▶ _EXERCISE REQUIREMENTS_: Show all lines from the listing below that contain "save".

============

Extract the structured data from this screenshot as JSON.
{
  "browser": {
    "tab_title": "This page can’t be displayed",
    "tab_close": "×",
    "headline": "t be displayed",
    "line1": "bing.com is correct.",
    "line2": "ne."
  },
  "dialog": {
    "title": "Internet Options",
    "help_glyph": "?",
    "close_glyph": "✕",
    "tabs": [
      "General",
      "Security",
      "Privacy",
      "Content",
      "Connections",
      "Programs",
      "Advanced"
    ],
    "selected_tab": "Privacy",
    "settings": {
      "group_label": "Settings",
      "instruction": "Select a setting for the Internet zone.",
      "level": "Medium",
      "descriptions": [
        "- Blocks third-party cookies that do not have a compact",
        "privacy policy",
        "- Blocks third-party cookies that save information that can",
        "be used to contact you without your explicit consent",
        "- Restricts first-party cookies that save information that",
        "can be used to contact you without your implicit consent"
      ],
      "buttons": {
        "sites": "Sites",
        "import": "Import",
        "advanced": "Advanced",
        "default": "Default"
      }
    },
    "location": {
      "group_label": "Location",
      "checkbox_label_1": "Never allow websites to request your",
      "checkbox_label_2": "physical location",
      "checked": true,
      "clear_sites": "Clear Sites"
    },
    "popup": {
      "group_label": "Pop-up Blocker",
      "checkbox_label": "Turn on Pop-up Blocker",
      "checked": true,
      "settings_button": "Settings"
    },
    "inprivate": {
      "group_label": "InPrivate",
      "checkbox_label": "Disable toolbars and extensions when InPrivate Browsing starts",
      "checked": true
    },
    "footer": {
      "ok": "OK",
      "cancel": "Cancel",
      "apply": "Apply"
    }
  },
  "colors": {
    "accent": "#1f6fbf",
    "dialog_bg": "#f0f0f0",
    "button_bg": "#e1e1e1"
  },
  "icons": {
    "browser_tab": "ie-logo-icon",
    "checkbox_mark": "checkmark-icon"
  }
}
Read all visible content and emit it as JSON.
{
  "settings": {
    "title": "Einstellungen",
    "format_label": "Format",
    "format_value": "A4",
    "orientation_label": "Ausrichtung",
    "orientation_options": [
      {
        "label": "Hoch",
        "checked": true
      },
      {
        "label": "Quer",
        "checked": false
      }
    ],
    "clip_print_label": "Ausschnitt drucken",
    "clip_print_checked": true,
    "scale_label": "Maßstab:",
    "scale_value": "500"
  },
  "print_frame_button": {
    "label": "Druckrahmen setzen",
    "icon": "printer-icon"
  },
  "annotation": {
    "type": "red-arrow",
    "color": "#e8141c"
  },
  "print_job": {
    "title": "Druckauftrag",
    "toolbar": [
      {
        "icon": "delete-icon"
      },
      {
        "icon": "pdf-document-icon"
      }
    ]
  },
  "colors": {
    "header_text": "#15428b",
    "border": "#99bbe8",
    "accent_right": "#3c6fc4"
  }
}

============

▶ _TASK SOLUTION_:
        "- Blocks third-party cookies that save information that can",
        "- Restricts first-party cookies that save information that",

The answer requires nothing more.